# Task directions:
Write out the entries verbatim and leave the images out of the copy.

# Provided data:
(begin)
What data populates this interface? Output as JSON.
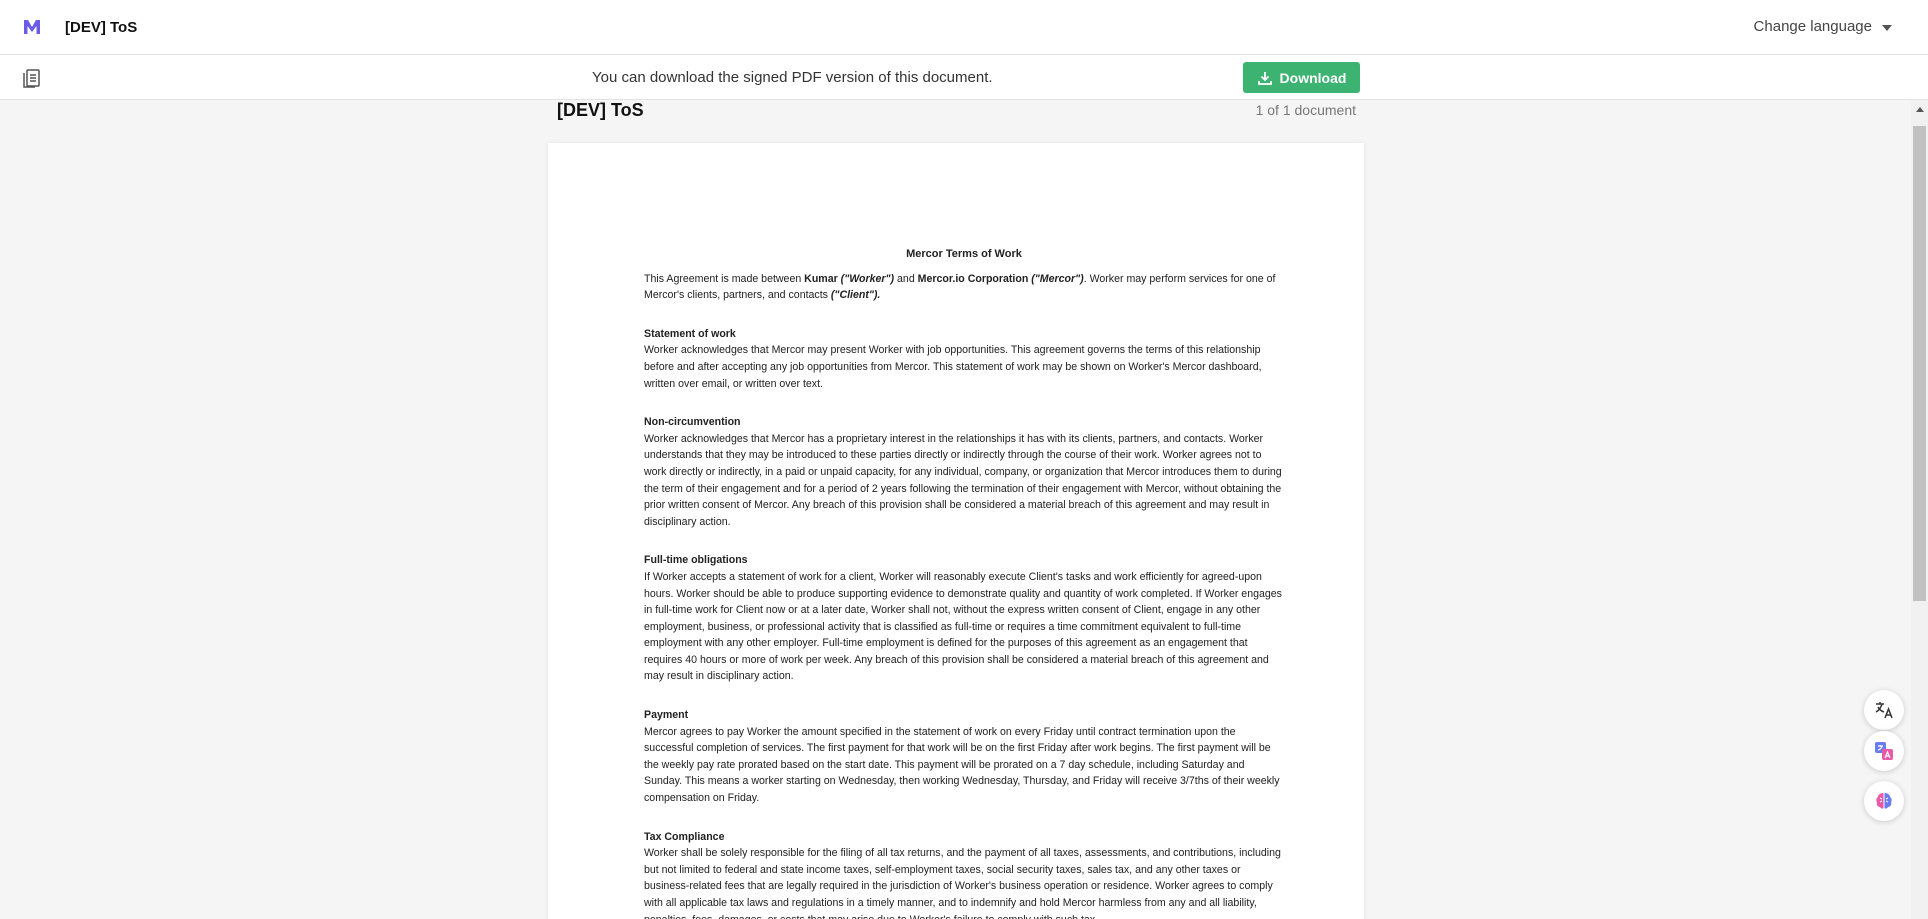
{
  "header": {
    "logo_icon": "mercor-logo-icon",
    "title": "[DEV] ToS",
    "language_label": "Change language"
  },
  "subbar": {
    "document_icon": "documents-icon",
    "notice": "You can download the signed PDF version of this document.",
    "download_label": "Download",
    "download_color": "#3cb371"
  },
  "viewer": {
    "title": "[DEV] ToS",
    "count": "1 of 1 document"
  },
  "document": {
    "title": "Mercor Terms of Work",
    "intro": {
      "t1": "This Agreement is made between ",
      "worker_name": "Kumar",
      "worker_alias": " (\"Worker\")",
      "t2": " and ",
      "company_name": "Mercor.io Corporation",
      "company_alias": " (\"Mercor\")",
      "t3": ". Worker may perform services for one of Mercor's clients, partners, and contacts ",
      "client_alias": "(\"Client\")."
    },
    "sections": [
      {
        "title": "Statement of work",
        "body": "Worker acknowledges that Mercor may present Worker with job opportunities. This agreement governs the terms of this relationship before and after accepting any job opportunities from Mercor. This statement of work may be shown on Worker's Mercor dashboard, written over email, or written over text."
      },
      {
        "title": "Non-circumvention",
        "body": "Worker acknowledges that Mercor has a proprietary interest in the relationships it has with its clients, partners, and contacts. Worker understands that they may be introduced to these parties directly or indirectly through the course of their work. Worker agrees not to work directly or indirectly, in a paid or unpaid capacity, for any individual, company, or organization that Mercor introduces them to during the term of their engagement and for a period of 2 years following the termination of their engagement with Mercor, without obtaining the prior written consent of Mercor. Any breach of this provision shall be considered a material breach of this agreement and may result in disciplinary action."
      },
      {
        "title": "Full-time obligations",
        "body": "If Worker accepts a statement of work for a client, Worker will reasonably execute Client's tasks and work efficiently for agreed-upon hours. Worker should be able to produce supporting evidence to demonstrate quality and quantity of work completed. If Worker engages in full-time work for Client now or at a later date, Worker shall not, without the express written consent of Client, engage in any other employment, business, or professional activity that is classified as full-time or requires a time commitment equivalent to full-time employment with any other employer. Full-time employment is defined for the purposes of this agreement as an engagement that requires 40 hours or more of work per week. Any breach of this provision shall be considered a material breach of this agreement and may result in disciplinary action."
      },
      {
        "title": "Payment",
        "body": "Mercor agrees to pay Worker the amount specified in the statement of work on every Friday until contract termination upon the successful completion of services. The first payment for that work will be on the first Friday after work begins. The first payment will be the weekly pay rate prorated based on the start date. This payment will be prorated on a 7 day schedule, including Saturday and Sunday. This means a worker starting on Wednesday, then working Wednesday, Thursday, and Friday will receive 3/7ths of their weekly compensation on Friday."
      },
      {
        "title": "Tax Compliance",
        "body": "Worker shall be solely responsible for the filing of all tax returns, and the payment of all taxes, assessments, and contributions, including but not limited to federal and state income taxes, self-employment taxes, social security taxes, sales tax, and any other taxes or business-related fees that are legally required in the jurisdiction of Worker's business operation or residence. Worker agrees to comply with all applicable tax laws and regulations in a timely manner, and to indemnify and hold Mercor harmless from any and all liability, penalties, fees, damages, or costs that may arise due to Worker's failure to comply with such tax"
      }
    ]
  },
  "widgets": [
    "translate-icon",
    "ai-translate-icon",
    "brain-icon"
  ]
}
(end)
# Answer to this problem:
What data populates this interface? Output as JSON.
{
  "header": {
    "logo_icon": "mercor-logo-icon",
    "title": "[DEV] ToS",
    "language_label": "Change language"
  },
  "subbar": {
    "document_icon": "documents-icon",
    "notice": "You can download the signed PDF version of this document.",
    "download_label": "Download",
    "download_color": "#3cb371"
  },
  "viewer": {
    "title": "[DEV] ToS",
    "count": "1 of 1 document"
  },
  "document": {
    "title": "Mercor Terms of Work",
    "intro": {
      "t1": "This Agreement is made between ",
      "worker_name": "Kumar",
      "worker_alias": " (\"Worker\")",
      "t2": " and ",
      "company_name": "Mercor.io Corporation",
      "company_alias": " (\"Mercor\")",
      "t3": ". Worker may perform services for one of Mercor's clients, partners, and contacts ",
      "client_alias": "(\"Client\")."
    },
    "sections": [
      {
        "title": "Statement of work",
        "body": "Worker acknowledges that Mercor may present Worker with job opportunities. This agreement governs the terms of this relationship before and after accepting any job opportunities from Mercor. This statement of work may be shown on Worker's Mercor dashboard, written over email, or written over text."
      },
      {
        "title": "Non-circumvention",
        "body": "Worker acknowledges that Mercor has a proprietary interest in the relationships it has with its clients, partners, and contacts. Worker understands that they may be introduced to these parties directly or indirectly through the course of their work. Worker agrees not to work directly or indirectly, in a paid or unpaid capacity, for any individual, company, or organization that Mercor introduces them to during the term of their engagement and for a period of 2 years following the termination of their engagement with Mercor, without obtaining the prior written consent of Mercor. Any breach of this provision shall be considered a material breach of this agreement and may result in disciplinary action."
      },
      {
        "title": "Full-time obligations",
        "body": "If Worker accepts a statement of work for a client, Worker will reasonably execute Client's tasks and work efficiently for agreed-upon hours. Worker should be able to produce supporting evidence to demonstrate quality and quantity of work completed. If Worker engages in full-time work for Client now or at a later date, Worker shall not, without the express written consent of Client, engage in any other employment, business, or professional activity that is classified as full-time or requires a time commitment equivalent to full-time employment with any other employer. Full-time employment is defined for the purposes of this agreement as an engagement that requires 40 hours or more of work per week. Any breach of this provision shall be considered a material breach of this agreement and may result in disciplinary action."
      },
      {
        "title": "Payment",
        "body": "Mercor agrees to pay Worker the amount specified in the statement of work on every Friday until contract termination upon the successful completion of services. The first payment for that work will be on the first Friday after work begins. The first payment will be the weekly pay rate prorated based on the start date. This payment will be prorated on a 7 day schedule, including Saturday and Sunday. This means a worker starting on Wednesday, then working Wednesday, Thursday, and Friday will receive 3/7ths of their weekly compensation on Friday."
      },
      {
        "title": "Tax Compliance",
        "body": "Worker shall be solely responsible for the filing of all tax returns, and the payment of all taxes, assessments, and contributions, including but not limited to federal and state income taxes, self-employment taxes, social security taxes, sales tax, and any other taxes or business-related fees that are legally required in the jurisdiction of Worker's business operation or residence. Worker agrees to comply with all applicable tax laws and regulations in a timely manner, and to indemnify and hold Mercor harmless from any and all liability, penalties, fees, damages, or costs that may arise due to Worker's failure to comply with such tax"
      }
    ]
  },
  "widgets": [
    "translate-icon",
    "ai-translate-icon",
    "brain-icon"
  ]
}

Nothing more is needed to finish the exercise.